§ What needs to be done
Every line of the records below should be restated exactly.

Extracted data entries:
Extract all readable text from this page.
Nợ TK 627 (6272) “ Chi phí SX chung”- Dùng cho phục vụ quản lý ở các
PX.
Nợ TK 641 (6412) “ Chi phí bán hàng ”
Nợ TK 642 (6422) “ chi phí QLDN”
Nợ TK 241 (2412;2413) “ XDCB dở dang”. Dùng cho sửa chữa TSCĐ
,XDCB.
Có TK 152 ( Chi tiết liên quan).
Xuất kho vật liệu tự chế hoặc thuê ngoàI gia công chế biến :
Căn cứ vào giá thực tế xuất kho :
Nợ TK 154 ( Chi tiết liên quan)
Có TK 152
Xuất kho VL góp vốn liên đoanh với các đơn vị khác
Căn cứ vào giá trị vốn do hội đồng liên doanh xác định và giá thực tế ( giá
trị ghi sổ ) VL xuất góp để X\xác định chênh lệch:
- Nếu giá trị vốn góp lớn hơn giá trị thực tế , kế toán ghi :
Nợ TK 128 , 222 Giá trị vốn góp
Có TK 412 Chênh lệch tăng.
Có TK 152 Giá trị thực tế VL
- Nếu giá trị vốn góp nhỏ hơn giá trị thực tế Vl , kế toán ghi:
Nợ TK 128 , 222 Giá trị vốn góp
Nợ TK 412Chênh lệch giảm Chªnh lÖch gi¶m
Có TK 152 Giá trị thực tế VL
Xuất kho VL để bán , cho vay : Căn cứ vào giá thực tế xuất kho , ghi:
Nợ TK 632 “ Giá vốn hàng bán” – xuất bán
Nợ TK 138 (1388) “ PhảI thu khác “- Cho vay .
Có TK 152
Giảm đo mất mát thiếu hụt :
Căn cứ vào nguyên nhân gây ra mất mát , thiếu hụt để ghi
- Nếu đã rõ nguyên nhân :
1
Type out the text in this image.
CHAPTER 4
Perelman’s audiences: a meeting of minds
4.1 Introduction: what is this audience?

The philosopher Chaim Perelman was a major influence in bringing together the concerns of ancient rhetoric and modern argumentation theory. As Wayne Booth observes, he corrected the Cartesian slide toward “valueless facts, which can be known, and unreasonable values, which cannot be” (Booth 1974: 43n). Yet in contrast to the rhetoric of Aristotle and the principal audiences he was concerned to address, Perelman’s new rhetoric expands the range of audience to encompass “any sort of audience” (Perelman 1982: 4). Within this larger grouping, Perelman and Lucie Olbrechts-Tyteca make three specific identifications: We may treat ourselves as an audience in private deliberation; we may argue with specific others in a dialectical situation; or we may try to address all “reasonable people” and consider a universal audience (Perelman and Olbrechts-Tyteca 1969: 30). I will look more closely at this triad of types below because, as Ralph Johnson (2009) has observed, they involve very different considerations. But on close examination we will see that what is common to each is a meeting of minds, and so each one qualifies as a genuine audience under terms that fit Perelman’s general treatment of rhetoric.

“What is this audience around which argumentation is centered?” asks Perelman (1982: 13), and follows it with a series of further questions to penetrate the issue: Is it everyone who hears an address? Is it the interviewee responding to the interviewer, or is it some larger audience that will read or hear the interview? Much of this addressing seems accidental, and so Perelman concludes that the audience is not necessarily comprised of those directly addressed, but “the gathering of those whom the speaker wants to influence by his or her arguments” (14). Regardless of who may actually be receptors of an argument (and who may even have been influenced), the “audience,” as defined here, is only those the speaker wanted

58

§ Written reply
Extract all readable text from this page.
Nợ TK 627 (6272) “ Chi phí SX chung”- Dùng cho phục vụ quản lý ở các
PX.
Nợ TK 641 (6412) “ Chi phí bán hàng ”
Nợ TK 642 (6422) “ chi phí QLDN”
Nợ TK 241 (2412;2413) “ XDCB dở dang”. Dùng cho sửa chữa TSCĐ
,XDCB.
Có TK 152 ( Chi tiết liên quan).
Xuất kho vật liệu tự chế hoặc thuê ngoàI gia công chế biến :
Căn cứ vào giá thực tế xuất kho :
Nợ TK 154 ( Chi tiết liên quan)
Có TK 152
Xuất kho VL góp vốn liên đoanh với các đơn vị khác
Căn cứ vào giá trị vốn do hội đồng liên doanh xác định và giá thực tế ( giá
trị ghi sổ ) VL xuất góp để X\xác định chênh lệch:
- Nếu giá trị vốn góp lớn hơn giá trị thực tế , kế toán ghi :
Nợ TK 128 , 222 Giá trị vốn góp
Có TK 412 Chênh lệch tăng.
Có TK 152 Giá trị thực tế VL
- Nếu giá trị vốn góp nhỏ hơn giá trị thực tế Vl , kế toán ghi:
Nợ TK 128 , 222 Giá trị vốn góp
Nợ TK 412Chênh lệch giảm Chªnh lÖch gi¶m
Có TK 152 Giá trị thực tế VL
Xuất kho VL để bán , cho vay : Căn cứ vào giá thực tế xuất kho , ghi:
Nợ TK 632 “ Giá vốn hàng bán” – xuất bán
Nợ TK 138 (1388) “ PhảI thu khác “- Cho vay .
Có TK 152
Giảm đo mất mát thiếu hụt :
Căn cứ vào nguyên nhân gây ra mất mát , thiếu hụt để ghi
- Nếu đã rõ nguyên nhân :
1
Type out the text in this image.
CHAPTER 4
Perelman’s audiences: a meeting of minds
4.1 Introduction: what is this audience?

The philosopher Chaim Perelman was a major influence in bringing together the concerns of ancient rhetoric and modern argumentation theory. As Wayne Booth observes, he corrected the Cartesian slide toward “valueless facts, which can be known, and unreasonable values, which cannot be” (Booth 1974: 43n). Yet in contrast to the rhetoric of Aristotle and the principal audiences he was concerned to address, Perelman’s new rhetoric expands the range of audience to encompass “any sort of audience” (Perelman 1982: 4). Within this larger grouping, Perelman and Lucie Olbrechts-Tyteca make three specific identifications: We may treat ourselves as an audience in private deliberation; we may argue with specific others in a dialectical situation; or we may try to address all “reasonable people” and consider a universal audience (Perelman and Olbrechts-Tyteca 1969: 30). I will look more closely at this triad of types below because, as Ralph Johnson (2009) has observed, they involve very different considerations. But on close examination we will see that what is common to each is a meeting of minds, and so each one qualifies as a genuine audience under terms that fit Perelman’s general treatment of rhetoric.

“What is this audience around which argumentation is centered?” asks Perelman (1982: 13), and follows it with a series of further questions to penetrate the issue: Is it everyone who hears an address? Is it the interviewee responding to the interviewer, or is it some larger audience that will read or hear the interview? Much of this addressing seems accidental, and so Perelman concludes that the audience is not necessarily comprised of those directly addressed, but “the gathering of those whom the speaker wants to influence by his or her arguments” (14). Regardless of who may actually be receptors of an argument (and who may even have been influenced), the “audience,” as defined here, is only those the speaker wanted

58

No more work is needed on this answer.